(Stored data)
===

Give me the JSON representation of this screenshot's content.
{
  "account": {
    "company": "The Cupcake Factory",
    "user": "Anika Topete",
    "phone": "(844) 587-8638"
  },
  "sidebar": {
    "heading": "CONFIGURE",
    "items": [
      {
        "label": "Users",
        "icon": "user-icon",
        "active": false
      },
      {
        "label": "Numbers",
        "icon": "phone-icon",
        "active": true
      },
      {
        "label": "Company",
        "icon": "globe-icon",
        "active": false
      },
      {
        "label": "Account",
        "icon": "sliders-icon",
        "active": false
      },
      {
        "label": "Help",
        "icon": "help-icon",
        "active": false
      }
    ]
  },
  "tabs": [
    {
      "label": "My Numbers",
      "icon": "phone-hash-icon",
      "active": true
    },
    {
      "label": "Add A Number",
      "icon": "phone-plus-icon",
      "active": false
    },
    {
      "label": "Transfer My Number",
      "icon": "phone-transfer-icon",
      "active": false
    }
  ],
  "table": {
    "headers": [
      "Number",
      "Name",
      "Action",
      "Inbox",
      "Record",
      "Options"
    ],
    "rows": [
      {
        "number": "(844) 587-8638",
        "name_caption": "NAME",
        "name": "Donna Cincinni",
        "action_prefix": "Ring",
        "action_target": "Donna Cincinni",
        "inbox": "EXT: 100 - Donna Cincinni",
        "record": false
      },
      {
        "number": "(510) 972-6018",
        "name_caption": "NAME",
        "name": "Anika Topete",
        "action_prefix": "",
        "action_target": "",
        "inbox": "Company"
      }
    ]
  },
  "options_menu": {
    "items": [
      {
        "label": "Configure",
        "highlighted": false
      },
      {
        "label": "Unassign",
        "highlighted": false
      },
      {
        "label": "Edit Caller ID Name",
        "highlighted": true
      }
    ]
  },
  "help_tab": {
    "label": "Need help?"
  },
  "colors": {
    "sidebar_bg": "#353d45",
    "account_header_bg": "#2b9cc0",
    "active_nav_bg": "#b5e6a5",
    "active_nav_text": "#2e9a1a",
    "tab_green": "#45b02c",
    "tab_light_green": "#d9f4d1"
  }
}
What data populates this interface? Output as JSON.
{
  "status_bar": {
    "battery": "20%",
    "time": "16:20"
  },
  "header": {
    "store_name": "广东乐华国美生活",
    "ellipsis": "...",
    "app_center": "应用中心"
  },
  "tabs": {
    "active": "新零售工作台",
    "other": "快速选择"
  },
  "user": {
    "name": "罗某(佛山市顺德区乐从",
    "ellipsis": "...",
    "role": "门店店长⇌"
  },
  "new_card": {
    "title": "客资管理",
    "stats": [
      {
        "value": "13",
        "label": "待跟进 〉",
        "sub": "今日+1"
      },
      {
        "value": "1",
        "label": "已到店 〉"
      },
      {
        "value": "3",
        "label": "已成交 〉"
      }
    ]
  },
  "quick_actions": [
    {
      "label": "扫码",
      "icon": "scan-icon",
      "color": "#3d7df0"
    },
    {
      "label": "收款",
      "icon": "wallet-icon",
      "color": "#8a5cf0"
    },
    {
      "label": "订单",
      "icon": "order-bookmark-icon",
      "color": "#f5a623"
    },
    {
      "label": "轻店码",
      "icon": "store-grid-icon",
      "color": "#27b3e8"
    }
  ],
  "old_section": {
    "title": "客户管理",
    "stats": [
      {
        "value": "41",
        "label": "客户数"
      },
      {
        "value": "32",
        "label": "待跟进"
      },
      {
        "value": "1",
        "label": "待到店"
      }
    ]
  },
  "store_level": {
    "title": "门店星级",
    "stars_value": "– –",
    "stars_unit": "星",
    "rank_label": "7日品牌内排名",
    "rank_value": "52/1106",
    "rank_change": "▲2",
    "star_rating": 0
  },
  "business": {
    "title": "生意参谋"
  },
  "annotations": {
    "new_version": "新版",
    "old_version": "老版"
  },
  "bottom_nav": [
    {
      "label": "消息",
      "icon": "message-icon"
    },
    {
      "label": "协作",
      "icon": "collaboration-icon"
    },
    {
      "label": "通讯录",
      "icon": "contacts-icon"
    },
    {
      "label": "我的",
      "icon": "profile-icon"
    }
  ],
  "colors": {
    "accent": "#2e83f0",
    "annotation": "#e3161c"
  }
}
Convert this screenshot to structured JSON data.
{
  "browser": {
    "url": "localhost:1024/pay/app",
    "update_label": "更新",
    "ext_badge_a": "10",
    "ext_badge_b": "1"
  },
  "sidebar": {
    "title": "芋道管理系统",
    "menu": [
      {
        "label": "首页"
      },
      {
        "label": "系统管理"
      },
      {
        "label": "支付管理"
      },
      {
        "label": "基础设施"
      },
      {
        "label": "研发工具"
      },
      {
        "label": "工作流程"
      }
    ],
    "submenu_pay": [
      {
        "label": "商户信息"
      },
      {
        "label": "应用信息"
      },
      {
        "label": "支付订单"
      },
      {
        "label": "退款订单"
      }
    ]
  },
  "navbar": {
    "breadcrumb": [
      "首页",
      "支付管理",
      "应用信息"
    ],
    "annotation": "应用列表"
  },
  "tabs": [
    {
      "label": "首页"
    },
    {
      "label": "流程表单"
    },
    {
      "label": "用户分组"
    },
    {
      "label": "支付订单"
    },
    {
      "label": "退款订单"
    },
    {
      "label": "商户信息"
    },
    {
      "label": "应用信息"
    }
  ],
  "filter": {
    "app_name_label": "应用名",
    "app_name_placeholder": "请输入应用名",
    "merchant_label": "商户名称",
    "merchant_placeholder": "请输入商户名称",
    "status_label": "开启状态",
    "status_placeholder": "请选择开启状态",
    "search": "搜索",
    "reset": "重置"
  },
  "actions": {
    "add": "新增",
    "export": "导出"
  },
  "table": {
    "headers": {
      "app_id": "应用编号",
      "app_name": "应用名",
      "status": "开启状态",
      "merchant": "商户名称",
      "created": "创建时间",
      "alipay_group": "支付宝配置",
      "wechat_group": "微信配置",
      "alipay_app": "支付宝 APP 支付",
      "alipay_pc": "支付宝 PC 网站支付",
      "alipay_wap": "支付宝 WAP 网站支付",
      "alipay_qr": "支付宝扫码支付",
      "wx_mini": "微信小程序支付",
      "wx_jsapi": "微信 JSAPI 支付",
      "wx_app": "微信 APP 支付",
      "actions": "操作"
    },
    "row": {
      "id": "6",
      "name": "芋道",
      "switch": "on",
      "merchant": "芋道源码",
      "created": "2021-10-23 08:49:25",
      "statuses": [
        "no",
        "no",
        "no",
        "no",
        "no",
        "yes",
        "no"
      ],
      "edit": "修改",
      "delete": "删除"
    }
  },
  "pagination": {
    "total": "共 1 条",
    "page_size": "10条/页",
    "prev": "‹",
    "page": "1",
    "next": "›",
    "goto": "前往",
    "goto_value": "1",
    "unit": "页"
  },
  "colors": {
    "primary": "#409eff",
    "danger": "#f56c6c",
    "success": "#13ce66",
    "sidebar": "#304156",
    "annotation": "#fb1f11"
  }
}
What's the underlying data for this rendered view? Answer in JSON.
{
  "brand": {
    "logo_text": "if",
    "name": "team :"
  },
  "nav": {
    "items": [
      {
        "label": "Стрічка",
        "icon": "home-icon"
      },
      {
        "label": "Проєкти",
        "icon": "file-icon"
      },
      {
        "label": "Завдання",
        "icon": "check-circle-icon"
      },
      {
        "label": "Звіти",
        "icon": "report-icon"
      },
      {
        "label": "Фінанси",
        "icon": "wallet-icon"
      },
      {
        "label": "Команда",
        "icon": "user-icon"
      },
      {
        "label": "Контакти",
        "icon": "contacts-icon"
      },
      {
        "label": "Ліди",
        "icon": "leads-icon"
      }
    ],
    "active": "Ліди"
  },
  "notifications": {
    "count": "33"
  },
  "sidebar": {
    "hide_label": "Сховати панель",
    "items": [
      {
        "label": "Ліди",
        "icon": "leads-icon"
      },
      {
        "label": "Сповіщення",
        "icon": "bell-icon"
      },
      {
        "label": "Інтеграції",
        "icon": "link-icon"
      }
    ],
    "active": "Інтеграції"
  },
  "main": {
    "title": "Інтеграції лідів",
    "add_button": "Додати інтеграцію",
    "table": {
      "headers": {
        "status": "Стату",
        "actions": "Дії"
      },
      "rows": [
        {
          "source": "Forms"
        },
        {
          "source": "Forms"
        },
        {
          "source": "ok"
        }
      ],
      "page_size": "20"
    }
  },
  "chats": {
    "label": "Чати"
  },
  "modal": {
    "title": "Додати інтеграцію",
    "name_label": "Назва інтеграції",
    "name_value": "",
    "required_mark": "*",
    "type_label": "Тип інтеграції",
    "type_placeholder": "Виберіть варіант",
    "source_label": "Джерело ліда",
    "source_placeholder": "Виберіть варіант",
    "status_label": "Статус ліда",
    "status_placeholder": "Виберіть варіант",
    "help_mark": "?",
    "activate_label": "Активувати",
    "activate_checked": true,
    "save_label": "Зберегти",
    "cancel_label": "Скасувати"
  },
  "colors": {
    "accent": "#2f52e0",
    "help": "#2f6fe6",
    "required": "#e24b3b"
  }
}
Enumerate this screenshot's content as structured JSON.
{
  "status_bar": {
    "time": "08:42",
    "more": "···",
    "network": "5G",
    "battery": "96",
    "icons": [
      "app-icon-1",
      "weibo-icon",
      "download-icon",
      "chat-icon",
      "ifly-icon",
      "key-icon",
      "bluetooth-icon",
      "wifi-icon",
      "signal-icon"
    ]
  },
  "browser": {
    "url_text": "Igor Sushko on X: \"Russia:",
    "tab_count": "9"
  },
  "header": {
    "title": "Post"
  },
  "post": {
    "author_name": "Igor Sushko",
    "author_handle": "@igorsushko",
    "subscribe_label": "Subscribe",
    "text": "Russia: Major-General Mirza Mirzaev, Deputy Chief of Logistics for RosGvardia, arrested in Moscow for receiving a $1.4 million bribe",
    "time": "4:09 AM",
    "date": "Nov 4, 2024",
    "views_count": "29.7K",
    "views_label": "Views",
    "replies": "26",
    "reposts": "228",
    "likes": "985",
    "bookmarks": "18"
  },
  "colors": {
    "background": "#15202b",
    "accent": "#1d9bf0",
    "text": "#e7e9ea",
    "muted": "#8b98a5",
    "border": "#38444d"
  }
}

===

Nothing but the lines from the line with "Enumerate this screenshot's" to the last line of the listing above should appear; please retype them exactly, both ends included.

Enumerate this screenshot's content as structured JSON.
{
  "status_bar": {
    "time": "08:42",
    "more": "···",
    "network": "5G",
    "battery": "96",
    "icons": [
      "app-icon-1",
      "weibo-icon",
      "download-icon",
      "chat-icon",
      "ifly-icon",
      "key-icon",
      "bluetooth-icon",
      "wifi-icon",
      "signal-icon"
    ]
  },
  "browser": {
    "url_text": "Igor Sushko on X: \"Russia:",
    "tab_count": "9"
  },
  "header": {
    "title": "Post"
  },
  "post": {
    "author_name": "Igor Sushko",
    "author_handle": "@igorsushko",
    "subscribe_label": "Subscribe",
    "text": "Russia: Major-General Mirza Mirzaev, Deputy Chief of Logistics for RosGvardia, arrested in Moscow for receiving a $1.4 million bribe",
    "time": "4:09 AM",
    "date": "Nov 4, 2024",
    "views_count": "29.7K",
    "views_label": "Views",
    "replies": "26",
    "reposts": "228",
    "likes": "985",
    "bookmarks": "18"
  },
  "colors": {
    "background": "#15202b",
    "accent": "#1d9bf0",
    "text": "#e7e9ea",
    "muted": "#8b98a5",
    "border": "#38444d"
  }
}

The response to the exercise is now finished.